— Task to complete —
The records that follow must be reproduced in full, exactly as written.

───

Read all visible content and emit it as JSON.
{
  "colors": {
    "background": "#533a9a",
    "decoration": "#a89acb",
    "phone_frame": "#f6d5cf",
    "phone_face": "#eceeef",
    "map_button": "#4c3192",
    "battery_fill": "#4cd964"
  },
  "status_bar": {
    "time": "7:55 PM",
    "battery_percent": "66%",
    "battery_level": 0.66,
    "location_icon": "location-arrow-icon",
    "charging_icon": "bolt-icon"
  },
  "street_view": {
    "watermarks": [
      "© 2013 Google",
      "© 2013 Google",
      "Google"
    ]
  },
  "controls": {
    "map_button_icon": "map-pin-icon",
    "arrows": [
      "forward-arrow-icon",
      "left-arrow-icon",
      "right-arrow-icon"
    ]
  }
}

───

— Output for this task —
Read all visible content and emit it as JSON.
{
  "colors": {
    "background": "#533a9a",
    "decoration": "#a89acb",
    "phone_frame": "#f6d5cf",
    "phone_face": "#eceeef",
    "map_button": "#4c3192",
    "battery_fill": "#4cd964"
  },
  "status_bar": {
    "time": "7:55 PM",
    "battery_percent": "66%",
    "battery_level": 0.66,
    "location_icon": "location-arrow-icon",
    "charging_icon": "bolt-icon"
  },
  "street_view": {
    "watermarks": [
      "© 2013 Google",
      "© 2013 Google",
      "Google"
    ]
  },
  "controls": {
    "map_button_icon": "map-pin-icon",
    "arrows": [
      "forward-arrow-icon",
      "left-arrow-icon",
      "right-arrow-icon"
    ]
  }
}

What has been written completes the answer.